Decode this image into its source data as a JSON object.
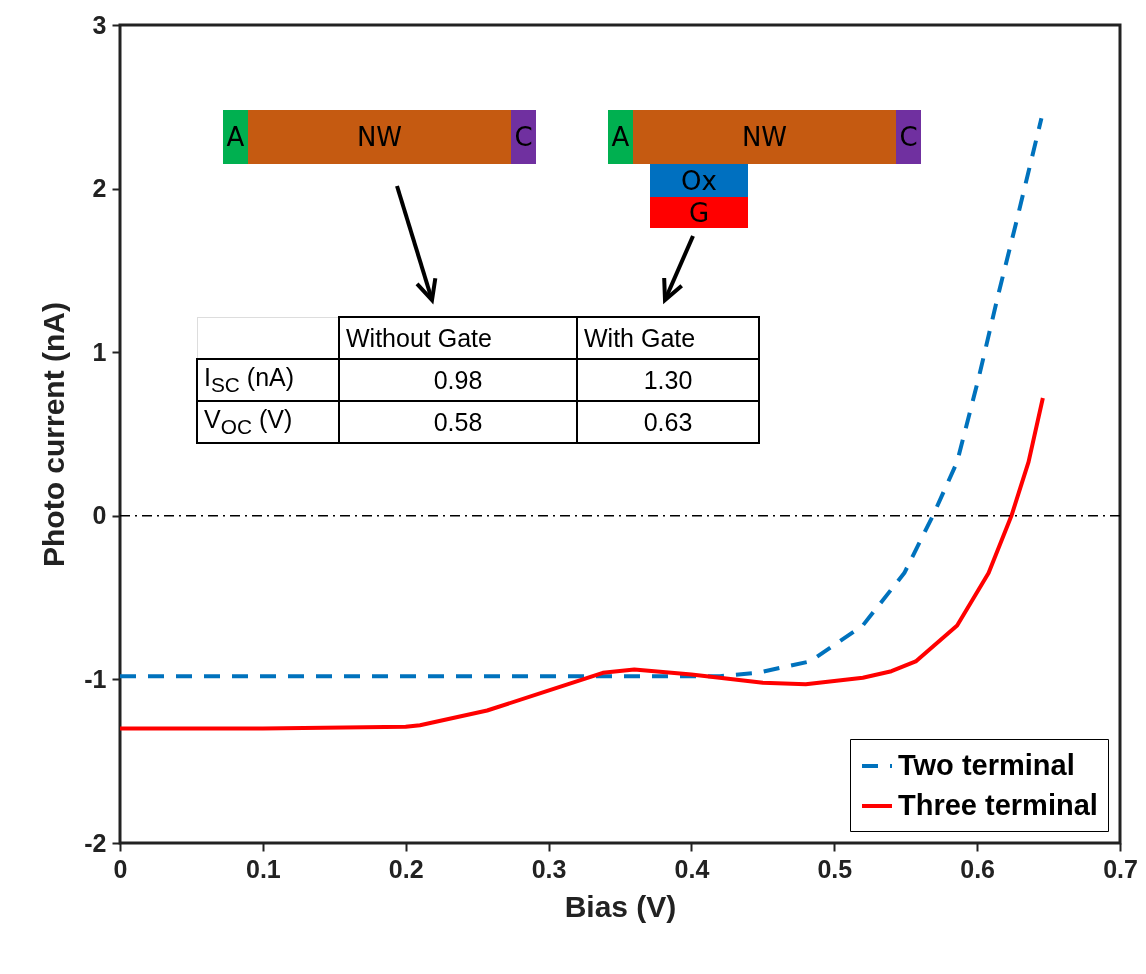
{
  "chart_data": {
    "type": "line",
    "xlabel": "Bias (V)",
    "ylabel": "Photo current (nA)",
    "xlim": [
      0,
      0.7
    ],
    "xticks": [
      0,
      0.1,
      0.2,
      0.3,
      0.4,
      0.5,
      0.6,
      0.7
    ],
    "ylim": [
      -2,
      3
    ],
    "yticks": [
      -2,
      -1,
      0,
      1,
      2,
      3
    ],
    "grid": false,
    "legend": "bottom right",
    "marker": "none",
    "series": [
      {
        "name": "Two terminal",
        "color": "#0072bd",
        "line_style": "dashed",
        "x": [
          0,
          0.1,
          0.2,
          0.3,
          0.4,
          0.42,
          0.446,
          0.483,
          0.52,
          0.549,
          0.569,
          0.586,
          0.601,
          0.615,
          0.627,
          0.645
        ],
        "values": [
          -0.98,
          -0.98,
          -0.98,
          -0.98,
          -0.98,
          -0.98,
          -0.96,
          -0.89,
          -0.67,
          -0.35,
          0.0,
          0.33,
          0.84,
          1.36,
          1.78,
          2.43
        ]
      },
      {
        "name": "Three terminal",
        "color": "#ff0000",
        "line_style": "solid",
        "x": [
          0,
          0.1,
          0.2,
          0.21,
          0.257,
          0.303,
          0.338,
          0.36,
          0.4,
          0.45,
          0.48,
          0.52,
          0.54,
          0.557,
          0.586,
          0.608,
          0.624,
          0.636,
          0.646
        ],
        "values": [
          -1.3,
          -1.3,
          -1.29,
          -1.28,
          -1.19,
          -1.06,
          -0.96,
          -0.94,
          -0.97,
          -1.02,
          -1.03,
          -0.99,
          -0.95,
          -0.89,
          -0.67,
          -0.35,
          0.0,
          0.33,
          0.72
        ]
      }
    ],
    "ref_lines": [
      {
        "axis": "y",
        "value": 0,
        "color": "#000000",
        "line_style": "dashdot"
      }
    ],
    "annotations": [
      "A",
      "NW",
      "C",
      "A",
      "NW",
      "C",
      "Ox",
      "G",
      "Without Gate",
      "With Gate",
      "I$_{SC}$ (nA)",
      "0.98",
      "1.30",
      "V$_{OC}$ (V)",
      "0.58",
      "0.63"
    ]
  }
}
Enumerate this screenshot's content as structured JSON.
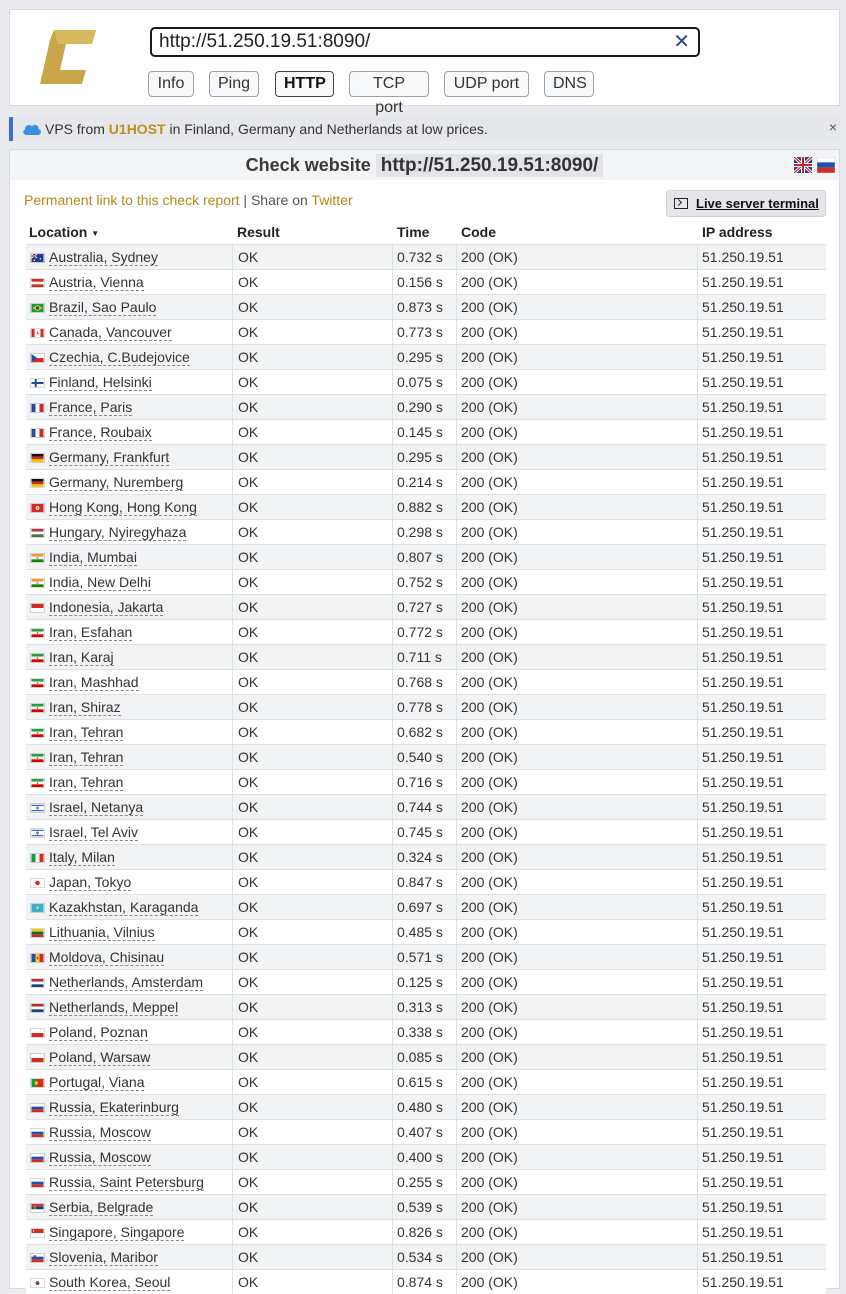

====================

Exercise
Retype all of the entries exactly as written, leaving out any images.

Solution to this problem
Decode this image into its source data as a JSON object.
{
  "chart_data": {
    "type": "line",
    "xlabel": "Bias (V)",
    "ylabel": "Photo current (nA)",
    "xlim": [
      0,
      0.7
    ],
    "xticks": [
      0,
      0.1,
      0.2,
      0.3,
      0.4,
      0.5,
      0.6,
      0.7
    ],
    "ylim": [
      -2,
      3
    ],
    "yticks": [
      -2,
      -1,
      0,
      1,
      2,
      3
    ],
    "grid": false,
    "legend": "bottom right",
    "marker": "none",
    "series": [
      {
        "name": "Two terminal",
        "color": "#0072bd",
        "line_style": "dashed",
        "x": [
          0,
          0.1,
          0.2,
          0.3,
          0.4,
          0.42,
          0.446,
          0.483,
          0.52,
          0.549,
          0.569,
          0.586,
          0.601,
          0.615,
          0.627,
          0.645
        ],
        "values": [
          -0.98,
          -0.98,
          -0.98,
          -0.98,
          -0.98,
          -0.98,
          -0.96,
          -0.89,
          -0.67,
          -0.35,
          0.0,
          0.33,
          0.84,
          1.36,
          1.78,
          2.43
        ]
      },
      {
        "name": "Three terminal",
        "color": "#ff0000",
        "line_style": "solid",
        "x": [
          0,
          0.1,
          0.2,
          0.21,
          0.257,
          0.303,
          0.338,
          0.36,
          0.4,
          0.45,
          0.48,
          0.52,
          0.54,
          0.557,
          0.586,
          0.608,
          0.624,
          0.636,
          0.646
        ],
        "values": [
          -1.3,
          -1.3,
          -1.29,
          -1.28,
          -1.19,
          -1.06,
          -0.96,
          -0.94,
          -0.97,
          -1.02,
          -1.03,
          -0.99,
          -0.95,
          -0.89,
          -0.67,
          -0.35,
          0.0,
          0.33,
          0.72
        ]
      }
    ],
    "ref_lines": [
      {
        "axis": "y",
        "value": 0,
        "color": "#000000",
        "line_style": "dashdot"
      }
    ],
    "annotations": [
      "A",
      "NW",
      "C",
      "A",
      "NW",
      "C",
      "Ox",
      "G",
      "Without Gate",
      "With Gate",
      "I$_{SC}$ (nA)",
      "0.98",
      "1.30",
      "V$_{OC}$ (V)",
      "0.58",
      "0.63"
    ]
  }
}
Enumerate this screenshot's content as structured JSON.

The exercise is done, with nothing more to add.